## GIVEN PROBLEM
The records below are to be copied word for word, with every picture left out.

## DATA ENTRIES

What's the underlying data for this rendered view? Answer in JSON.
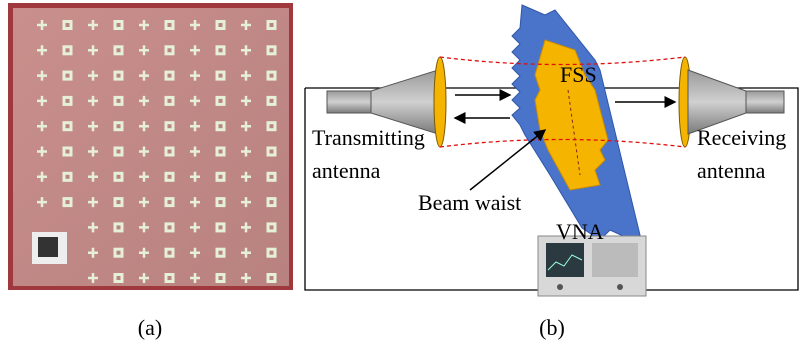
{
  "captions": {
    "a": "(a)",
    "b": "(b)"
  },
  "diagram": {
    "fss": "FSS",
    "transmitting_antenna": [
      "Transmitting",
      "antenna"
    ],
    "receiving_antenna": [
      "Receiving",
      "antenna"
    ],
    "beam_waist": "Beam waist",
    "vna": "VNA"
  }
}
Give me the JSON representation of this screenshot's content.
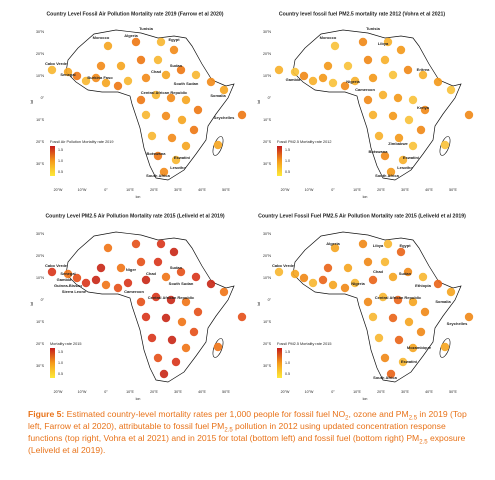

## ANSWER TO THE EXERCISE
What's the underlying data for this rendered view? Answer in JSON.
{
  "captions": {
    "a": "(a)",
    "b": "(b)"
  },
  "diagram": {
    "fss": "FSS",
    "transmitting_antenna": [
      "Transmitting",
      "antenna"
    ],
    "receiving_antenna": [
      "Receiving",
      "antenna"
    ],
    "beam_waist": "Beam waist",
    "vna": "VNA"
  }
}
Give me the JSON representation of this screenshot's content.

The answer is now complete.